* AIM
Separate out the lines that hold "документов".

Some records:
* * * * * * *

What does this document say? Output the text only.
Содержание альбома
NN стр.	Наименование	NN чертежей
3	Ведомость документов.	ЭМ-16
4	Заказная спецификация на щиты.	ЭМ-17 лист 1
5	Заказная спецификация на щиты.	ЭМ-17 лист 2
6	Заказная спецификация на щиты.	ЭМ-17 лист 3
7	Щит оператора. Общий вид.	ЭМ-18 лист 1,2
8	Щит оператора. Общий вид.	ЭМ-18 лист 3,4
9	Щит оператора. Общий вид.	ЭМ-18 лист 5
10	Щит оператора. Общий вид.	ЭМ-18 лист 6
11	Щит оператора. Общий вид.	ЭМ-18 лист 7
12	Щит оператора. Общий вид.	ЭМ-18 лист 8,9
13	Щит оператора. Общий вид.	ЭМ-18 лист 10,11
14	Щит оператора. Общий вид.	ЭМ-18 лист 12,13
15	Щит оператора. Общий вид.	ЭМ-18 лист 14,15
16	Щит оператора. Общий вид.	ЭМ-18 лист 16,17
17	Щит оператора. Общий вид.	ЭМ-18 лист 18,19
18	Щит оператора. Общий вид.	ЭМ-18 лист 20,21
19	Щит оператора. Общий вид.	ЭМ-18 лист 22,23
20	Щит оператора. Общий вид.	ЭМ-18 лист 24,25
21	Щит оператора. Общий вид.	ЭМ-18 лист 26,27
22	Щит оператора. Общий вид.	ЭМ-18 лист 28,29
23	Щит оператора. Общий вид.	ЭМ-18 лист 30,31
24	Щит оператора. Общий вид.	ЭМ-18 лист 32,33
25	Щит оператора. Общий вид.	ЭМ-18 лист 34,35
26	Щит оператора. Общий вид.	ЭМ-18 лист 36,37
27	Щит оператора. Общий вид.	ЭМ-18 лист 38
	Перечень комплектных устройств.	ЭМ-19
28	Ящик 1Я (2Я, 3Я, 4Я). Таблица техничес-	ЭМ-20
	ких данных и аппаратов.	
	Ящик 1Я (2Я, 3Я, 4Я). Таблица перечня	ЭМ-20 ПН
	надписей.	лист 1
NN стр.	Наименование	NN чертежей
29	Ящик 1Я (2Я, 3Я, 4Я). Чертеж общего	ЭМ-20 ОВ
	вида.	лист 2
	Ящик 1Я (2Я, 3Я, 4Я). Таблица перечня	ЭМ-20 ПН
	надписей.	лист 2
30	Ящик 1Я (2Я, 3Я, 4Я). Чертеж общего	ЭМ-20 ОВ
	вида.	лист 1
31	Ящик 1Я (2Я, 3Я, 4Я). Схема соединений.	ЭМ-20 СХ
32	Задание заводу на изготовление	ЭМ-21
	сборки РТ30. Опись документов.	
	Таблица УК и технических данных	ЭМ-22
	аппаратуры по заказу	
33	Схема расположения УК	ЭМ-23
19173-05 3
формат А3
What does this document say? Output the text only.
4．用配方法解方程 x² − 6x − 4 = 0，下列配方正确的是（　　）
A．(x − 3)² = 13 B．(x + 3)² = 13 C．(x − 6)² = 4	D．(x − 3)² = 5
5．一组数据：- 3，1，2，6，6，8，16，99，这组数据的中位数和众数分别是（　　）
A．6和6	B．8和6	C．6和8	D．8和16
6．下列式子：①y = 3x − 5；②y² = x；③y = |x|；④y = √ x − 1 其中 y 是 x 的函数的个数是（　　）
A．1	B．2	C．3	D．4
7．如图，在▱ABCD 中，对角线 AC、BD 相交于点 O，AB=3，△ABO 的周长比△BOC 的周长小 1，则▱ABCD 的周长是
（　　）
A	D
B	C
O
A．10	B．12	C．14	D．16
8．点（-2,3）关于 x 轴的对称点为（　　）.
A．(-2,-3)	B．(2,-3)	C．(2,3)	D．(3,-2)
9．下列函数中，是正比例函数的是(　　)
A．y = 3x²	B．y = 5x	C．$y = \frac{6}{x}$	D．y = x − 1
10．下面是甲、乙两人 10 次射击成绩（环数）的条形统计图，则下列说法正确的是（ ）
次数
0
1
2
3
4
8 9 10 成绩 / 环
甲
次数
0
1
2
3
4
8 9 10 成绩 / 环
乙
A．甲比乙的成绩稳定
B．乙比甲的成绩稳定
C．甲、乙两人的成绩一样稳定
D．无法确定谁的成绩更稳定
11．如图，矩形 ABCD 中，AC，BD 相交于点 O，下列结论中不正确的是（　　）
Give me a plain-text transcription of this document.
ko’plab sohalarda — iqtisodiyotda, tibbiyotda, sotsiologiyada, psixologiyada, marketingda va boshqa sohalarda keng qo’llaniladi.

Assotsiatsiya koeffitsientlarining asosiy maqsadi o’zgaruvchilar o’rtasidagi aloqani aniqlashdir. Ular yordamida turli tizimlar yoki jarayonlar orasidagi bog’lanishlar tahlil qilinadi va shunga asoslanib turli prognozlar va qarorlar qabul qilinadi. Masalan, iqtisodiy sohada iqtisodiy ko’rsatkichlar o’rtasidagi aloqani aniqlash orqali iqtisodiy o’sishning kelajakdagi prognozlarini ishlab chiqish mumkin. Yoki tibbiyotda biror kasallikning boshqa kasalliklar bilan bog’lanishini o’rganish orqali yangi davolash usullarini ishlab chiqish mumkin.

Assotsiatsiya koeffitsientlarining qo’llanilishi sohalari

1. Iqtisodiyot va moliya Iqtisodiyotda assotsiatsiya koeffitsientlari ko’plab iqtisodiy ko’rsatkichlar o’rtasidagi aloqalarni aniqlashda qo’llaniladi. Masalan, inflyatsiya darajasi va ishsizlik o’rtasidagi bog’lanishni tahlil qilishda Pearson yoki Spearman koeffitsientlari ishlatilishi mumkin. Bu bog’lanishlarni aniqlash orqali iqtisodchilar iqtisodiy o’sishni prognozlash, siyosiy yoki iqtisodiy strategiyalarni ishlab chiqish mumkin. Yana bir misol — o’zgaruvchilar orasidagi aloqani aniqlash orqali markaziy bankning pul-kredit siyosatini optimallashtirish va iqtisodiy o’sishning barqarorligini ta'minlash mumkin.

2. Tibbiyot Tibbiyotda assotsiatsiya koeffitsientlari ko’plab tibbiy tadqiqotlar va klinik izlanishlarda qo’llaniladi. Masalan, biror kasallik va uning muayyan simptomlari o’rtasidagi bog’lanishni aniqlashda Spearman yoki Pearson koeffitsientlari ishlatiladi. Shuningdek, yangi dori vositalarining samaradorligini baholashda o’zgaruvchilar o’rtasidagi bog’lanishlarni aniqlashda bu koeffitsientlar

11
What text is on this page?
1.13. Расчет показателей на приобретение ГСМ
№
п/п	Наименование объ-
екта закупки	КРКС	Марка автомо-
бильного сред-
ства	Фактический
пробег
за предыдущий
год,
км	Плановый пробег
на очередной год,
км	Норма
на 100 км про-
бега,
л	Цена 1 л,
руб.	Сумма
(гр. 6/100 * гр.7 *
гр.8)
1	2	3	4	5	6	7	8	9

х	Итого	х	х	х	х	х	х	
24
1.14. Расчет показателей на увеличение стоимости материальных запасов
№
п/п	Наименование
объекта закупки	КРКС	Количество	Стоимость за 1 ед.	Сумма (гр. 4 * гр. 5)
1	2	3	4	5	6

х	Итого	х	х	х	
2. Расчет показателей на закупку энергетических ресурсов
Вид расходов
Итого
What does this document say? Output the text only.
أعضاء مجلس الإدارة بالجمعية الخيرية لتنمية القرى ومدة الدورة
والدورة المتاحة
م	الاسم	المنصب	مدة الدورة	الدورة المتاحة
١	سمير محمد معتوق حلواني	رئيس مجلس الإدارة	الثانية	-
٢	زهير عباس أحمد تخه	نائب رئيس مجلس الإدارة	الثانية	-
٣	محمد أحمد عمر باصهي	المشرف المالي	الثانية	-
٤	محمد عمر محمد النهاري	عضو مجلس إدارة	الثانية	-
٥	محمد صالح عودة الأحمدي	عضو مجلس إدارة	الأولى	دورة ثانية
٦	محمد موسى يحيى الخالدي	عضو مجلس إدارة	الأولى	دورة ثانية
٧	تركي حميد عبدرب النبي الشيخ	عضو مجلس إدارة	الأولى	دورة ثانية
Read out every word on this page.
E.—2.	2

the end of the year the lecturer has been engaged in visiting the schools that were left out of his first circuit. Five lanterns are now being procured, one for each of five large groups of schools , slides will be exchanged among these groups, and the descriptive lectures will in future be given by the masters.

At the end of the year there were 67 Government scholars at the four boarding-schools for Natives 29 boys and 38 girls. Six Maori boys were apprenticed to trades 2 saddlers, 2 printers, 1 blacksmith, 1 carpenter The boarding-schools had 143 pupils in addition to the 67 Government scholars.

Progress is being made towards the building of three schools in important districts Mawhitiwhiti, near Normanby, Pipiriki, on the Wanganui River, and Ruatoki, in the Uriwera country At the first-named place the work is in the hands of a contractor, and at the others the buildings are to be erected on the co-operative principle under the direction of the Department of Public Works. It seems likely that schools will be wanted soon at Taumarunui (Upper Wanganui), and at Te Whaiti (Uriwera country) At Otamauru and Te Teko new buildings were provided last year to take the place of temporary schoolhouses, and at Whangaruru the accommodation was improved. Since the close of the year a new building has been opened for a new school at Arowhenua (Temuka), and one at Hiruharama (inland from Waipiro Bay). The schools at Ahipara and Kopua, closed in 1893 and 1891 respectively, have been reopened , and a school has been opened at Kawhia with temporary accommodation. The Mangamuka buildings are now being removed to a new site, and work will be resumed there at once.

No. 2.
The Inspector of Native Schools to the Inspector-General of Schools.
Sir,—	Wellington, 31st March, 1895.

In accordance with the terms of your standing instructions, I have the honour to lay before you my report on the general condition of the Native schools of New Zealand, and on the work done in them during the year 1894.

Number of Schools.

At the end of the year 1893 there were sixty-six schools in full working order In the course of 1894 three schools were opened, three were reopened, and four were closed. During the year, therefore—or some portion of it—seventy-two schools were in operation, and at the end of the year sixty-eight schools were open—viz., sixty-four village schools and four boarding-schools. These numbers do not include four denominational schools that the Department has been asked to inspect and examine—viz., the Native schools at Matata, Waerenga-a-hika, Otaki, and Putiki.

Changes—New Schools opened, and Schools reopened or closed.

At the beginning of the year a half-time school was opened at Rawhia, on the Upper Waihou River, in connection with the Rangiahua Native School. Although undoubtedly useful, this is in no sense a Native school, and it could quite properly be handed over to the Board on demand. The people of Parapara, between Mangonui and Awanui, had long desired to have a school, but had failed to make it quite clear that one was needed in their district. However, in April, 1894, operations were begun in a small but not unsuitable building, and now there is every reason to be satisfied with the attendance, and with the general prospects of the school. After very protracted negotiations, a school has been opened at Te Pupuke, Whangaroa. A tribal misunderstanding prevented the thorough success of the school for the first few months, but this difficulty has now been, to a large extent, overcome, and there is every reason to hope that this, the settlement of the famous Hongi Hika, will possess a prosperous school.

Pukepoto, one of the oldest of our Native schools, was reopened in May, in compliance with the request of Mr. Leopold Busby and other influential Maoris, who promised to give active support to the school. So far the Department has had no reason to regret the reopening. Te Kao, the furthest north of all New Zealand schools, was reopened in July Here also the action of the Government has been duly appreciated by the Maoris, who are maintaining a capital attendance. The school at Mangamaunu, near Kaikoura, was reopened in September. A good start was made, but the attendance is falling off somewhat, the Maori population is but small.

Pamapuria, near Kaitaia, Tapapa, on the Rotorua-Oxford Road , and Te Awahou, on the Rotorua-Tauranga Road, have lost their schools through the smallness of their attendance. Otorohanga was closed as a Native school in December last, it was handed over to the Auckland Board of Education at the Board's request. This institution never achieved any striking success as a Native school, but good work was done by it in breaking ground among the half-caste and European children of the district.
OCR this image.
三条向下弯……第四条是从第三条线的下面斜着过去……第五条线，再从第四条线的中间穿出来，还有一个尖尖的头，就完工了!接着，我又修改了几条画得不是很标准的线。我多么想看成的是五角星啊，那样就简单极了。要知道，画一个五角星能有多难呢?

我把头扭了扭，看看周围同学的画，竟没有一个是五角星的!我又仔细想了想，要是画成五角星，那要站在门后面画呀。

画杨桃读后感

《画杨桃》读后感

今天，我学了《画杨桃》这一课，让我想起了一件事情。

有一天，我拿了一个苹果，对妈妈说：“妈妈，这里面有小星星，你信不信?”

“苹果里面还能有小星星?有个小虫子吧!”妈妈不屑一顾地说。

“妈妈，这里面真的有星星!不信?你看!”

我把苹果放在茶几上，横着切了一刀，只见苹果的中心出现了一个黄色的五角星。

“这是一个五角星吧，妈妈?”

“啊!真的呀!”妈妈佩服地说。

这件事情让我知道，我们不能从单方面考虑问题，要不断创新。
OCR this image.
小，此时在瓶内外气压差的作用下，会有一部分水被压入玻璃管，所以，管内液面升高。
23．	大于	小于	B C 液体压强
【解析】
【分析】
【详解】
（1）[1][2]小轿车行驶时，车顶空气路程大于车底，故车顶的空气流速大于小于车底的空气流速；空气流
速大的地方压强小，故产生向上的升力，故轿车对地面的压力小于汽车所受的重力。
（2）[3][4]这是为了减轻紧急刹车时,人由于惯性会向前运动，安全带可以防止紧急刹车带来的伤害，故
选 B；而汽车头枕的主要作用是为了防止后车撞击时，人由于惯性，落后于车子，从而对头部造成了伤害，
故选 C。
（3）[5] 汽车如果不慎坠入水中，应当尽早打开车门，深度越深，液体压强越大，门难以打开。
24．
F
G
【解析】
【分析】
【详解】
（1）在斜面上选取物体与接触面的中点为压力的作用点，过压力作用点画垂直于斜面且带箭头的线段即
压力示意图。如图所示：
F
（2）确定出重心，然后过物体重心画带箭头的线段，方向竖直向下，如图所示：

* * * * * * *

* FULL ANSWER
3	Ведомость документов.	ЭМ-16
	сборки РТ30. Опись документов.	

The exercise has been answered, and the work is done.